* **EXERCISE TEXT**:

Member of the House of Lords
- Lord Temporal
- In office 9 August 1998 – 11 November 1999 as a hereditary peer
- Preceded by: The 9th Earl of Jersey
- Succeeded by: Seat abolished

Personal details
- Born: George Francis William Child Villiers 5 February 1976 (age 50)
- Spouse: Marianne Simonne de Guelle ​ ​(m. 2003)​
- Children: 4
- Parents: George Child Villiers, Viscount Villiers; Sacha Valpy;
- Occupation: Film producer, actor, writer

= William Child Villiers, 10th Earl of Jersey =

English Earl (born 1976)

George Francis William Child Villiers, 10th Earl of Jersey (born 5 February 1976), known professionally as William Villiers, is a British nobleman and peer of the Villiers family. He is a former film producer, actor and writer. He was the Director of Intellectual Property for HandMade Films.

==Education and career==
William Villiers is the eldest son of George Child Villiers, Viscount Villiers, and his second wife, Sacha (née Valpy), and was educated at St. Michael's School, Jersey, until the age of 8, then Mount House School, Tavistock, Devon; Canford School, Wimborne, Dorset; Nene College (now Northampton University); and Birmingham School of Speech and Drama. On the death of his father on 19 March 1998, he was briefly styled Viscount Grandison (in accordance with the family's tradition whereby heirs apparent are alternately styled Viscount Villiers and Viscount Grandison). He succeeded his grandfather as 10th Earl of Jersey in August of that year and took his seat in the House of Lords in 1999, shortly before the reformation of the House.

Document layout analysis data
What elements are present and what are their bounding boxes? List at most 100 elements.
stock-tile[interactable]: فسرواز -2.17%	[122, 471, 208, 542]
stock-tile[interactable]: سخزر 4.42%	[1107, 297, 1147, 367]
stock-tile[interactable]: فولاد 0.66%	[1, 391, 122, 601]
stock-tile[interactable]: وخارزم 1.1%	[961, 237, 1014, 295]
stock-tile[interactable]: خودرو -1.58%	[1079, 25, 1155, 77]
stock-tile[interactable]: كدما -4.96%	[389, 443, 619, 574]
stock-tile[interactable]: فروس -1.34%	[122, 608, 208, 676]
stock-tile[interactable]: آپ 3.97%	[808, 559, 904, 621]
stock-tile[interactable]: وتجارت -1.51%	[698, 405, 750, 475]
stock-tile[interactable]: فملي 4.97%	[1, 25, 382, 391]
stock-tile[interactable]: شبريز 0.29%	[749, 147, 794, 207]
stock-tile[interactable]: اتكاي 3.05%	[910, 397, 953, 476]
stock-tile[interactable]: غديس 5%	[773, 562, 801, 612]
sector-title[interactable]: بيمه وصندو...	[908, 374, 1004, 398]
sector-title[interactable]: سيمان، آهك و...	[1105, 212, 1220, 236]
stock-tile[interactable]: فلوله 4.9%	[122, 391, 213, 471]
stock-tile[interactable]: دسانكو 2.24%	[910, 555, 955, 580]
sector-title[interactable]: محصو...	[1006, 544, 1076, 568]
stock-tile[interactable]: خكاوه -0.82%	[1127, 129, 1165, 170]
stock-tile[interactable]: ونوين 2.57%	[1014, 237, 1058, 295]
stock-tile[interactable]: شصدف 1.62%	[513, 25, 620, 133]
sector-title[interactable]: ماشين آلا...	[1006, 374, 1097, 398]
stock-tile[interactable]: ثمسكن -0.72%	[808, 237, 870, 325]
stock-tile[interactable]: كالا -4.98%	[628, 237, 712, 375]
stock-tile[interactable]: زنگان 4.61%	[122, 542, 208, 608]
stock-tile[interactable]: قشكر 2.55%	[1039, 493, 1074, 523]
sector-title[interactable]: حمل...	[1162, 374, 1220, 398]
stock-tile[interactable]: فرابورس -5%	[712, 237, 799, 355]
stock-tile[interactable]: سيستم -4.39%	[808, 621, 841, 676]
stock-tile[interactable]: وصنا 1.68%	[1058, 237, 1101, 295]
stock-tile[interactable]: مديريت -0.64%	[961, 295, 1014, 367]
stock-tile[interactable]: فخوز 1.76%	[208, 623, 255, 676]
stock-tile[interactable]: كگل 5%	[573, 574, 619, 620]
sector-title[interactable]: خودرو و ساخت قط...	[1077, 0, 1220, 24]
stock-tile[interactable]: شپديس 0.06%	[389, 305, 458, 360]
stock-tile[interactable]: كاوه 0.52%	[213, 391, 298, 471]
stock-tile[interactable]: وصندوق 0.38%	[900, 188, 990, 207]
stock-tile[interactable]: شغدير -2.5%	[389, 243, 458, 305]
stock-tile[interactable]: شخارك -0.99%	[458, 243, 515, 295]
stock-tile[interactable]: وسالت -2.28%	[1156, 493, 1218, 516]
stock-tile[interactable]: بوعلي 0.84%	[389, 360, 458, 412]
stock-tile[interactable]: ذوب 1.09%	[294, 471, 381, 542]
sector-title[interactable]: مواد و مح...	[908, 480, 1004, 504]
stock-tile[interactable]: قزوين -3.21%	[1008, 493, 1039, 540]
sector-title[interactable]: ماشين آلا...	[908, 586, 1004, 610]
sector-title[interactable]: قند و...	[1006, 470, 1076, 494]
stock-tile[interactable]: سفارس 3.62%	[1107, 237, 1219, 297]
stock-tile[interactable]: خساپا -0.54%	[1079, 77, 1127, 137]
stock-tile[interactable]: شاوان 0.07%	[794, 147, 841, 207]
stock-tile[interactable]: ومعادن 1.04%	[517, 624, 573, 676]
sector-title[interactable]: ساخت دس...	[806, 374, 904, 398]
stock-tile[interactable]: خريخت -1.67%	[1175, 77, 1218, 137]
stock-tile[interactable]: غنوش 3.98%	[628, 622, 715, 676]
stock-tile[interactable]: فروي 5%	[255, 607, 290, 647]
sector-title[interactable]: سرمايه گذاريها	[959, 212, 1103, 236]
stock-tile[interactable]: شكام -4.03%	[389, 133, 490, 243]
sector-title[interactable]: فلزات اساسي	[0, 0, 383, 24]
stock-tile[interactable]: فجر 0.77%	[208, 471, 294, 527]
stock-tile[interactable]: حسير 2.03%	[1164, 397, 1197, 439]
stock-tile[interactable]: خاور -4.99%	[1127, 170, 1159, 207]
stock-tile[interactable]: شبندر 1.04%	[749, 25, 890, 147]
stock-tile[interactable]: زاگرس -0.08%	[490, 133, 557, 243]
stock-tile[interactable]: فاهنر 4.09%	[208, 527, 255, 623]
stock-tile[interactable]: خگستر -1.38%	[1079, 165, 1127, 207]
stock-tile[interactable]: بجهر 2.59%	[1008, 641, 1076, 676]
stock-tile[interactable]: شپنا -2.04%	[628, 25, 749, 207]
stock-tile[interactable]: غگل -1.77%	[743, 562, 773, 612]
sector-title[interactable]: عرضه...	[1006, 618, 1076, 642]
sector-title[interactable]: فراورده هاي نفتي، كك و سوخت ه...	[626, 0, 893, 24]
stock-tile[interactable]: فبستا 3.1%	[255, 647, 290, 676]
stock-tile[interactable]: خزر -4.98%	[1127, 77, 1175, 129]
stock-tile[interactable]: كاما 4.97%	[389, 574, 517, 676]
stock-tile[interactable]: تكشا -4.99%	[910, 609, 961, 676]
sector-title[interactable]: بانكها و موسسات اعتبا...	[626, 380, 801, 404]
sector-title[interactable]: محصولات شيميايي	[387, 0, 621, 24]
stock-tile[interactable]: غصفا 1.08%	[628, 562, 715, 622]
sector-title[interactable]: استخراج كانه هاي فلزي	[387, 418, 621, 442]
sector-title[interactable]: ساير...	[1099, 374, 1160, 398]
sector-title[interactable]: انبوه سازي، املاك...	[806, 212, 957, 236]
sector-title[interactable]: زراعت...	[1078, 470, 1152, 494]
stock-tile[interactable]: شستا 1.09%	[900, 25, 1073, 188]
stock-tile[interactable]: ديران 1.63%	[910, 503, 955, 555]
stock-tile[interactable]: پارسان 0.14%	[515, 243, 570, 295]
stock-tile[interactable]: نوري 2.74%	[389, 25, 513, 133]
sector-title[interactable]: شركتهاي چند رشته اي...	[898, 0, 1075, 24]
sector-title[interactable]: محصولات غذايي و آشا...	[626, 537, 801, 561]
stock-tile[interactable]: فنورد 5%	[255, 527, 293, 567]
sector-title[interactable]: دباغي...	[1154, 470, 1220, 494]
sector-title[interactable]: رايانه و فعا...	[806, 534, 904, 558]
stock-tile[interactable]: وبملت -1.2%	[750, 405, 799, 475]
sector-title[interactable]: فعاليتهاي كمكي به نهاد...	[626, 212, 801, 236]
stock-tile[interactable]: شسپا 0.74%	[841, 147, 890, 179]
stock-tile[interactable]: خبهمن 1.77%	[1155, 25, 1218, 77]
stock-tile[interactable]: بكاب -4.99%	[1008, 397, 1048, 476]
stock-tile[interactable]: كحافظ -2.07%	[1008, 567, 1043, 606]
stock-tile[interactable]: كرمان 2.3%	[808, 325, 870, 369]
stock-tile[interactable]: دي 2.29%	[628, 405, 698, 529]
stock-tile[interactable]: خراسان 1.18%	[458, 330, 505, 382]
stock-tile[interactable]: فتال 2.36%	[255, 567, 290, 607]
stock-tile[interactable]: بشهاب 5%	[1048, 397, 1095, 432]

* **TASK STATEMENT**:
Answer these questions using the text on William Child Villiers, 10th Earl of Jersey:
(a) On what date was he born?
(b) What position did he hold at HandMade Films?
(c) Which school did he attend until the age of 8?
The records were taken from a separate source.

* **EXERCISE SOLUTION**:
(a) 5 February 1976
(b) Director of Intellectual Property
(c) St. Michael's School, Jersey